--- Record excerpts ---

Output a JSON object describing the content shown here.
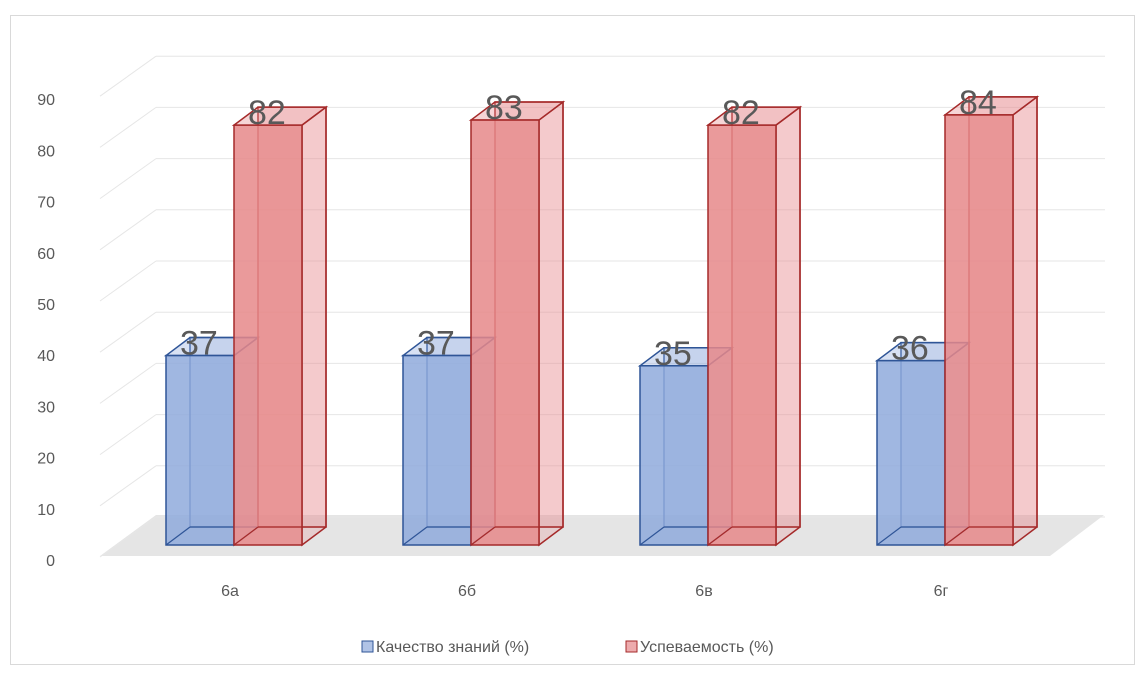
{
  "chart_data": {
    "type": "bar",
    "title": "",
    "xlabel": "",
    "ylabel": "",
    "categories": [
      "6а",
      "6б",
      "6в",
      "6г"
    ],
    "series": [
      {
        "name": "Качество знаний (%)",
        "values": [
          37,
          37,
          35,
          36
        ],
        "color": "#8faadc",
        "stroke": "#2f5597"
      },
      {
        "name": "Успеваемость (%)",
        "values": [
          82,
          83,
          82,
          84
        ],
        "color": "#e6888a",
        "stroke": "#a52a2a"
      }
    ],
    "ylim": [
      0,
      90
    ],
    "yticks": [
      0,
      10,
      20,
      30,
      40,
      50,
      60,
      70,
      80,
      90
    ],
    "grid": true,
    "legend_position": "bottom",
    "style": "3d-clustered-column"
  }
}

---

Work instructions:
Exactly as written, return every line of the listing, but not the pictures.

Result below:
Output a JSON object describing the content shown here.
{
  "chart_data": {
    "type": "bar",
    "title": "",
    "xlabel": "",
    "ylabel": "",
    "categories": [
      "6а",
      "6б",
      "6в",
      "6г"
    ],
    "series": [
      {
        "name": "Качество знаний (%)",
        "values": [
          37,
          37,
          35,
          36
        ],
        "color": "#8faadc",
        "stroke": "#2f5597"
      },
      {
        "name": "Успеваемость (%)",
        "values": [
          82,
          83,
          82,
          84
        ],
        "color": "#e6888a",
        "stroke": "#a52a2a"
      }
    ],
    "ylim": [
      0,
      90
    ],
    "yticks": [
      0,
      10,
      20,
      30,
      40,
      50,
      60,
      70,
      80,
      90
    ],
    "grid": true,
    "legend_position": "bottom",
    "style": "3d-clustered-column"
  }
}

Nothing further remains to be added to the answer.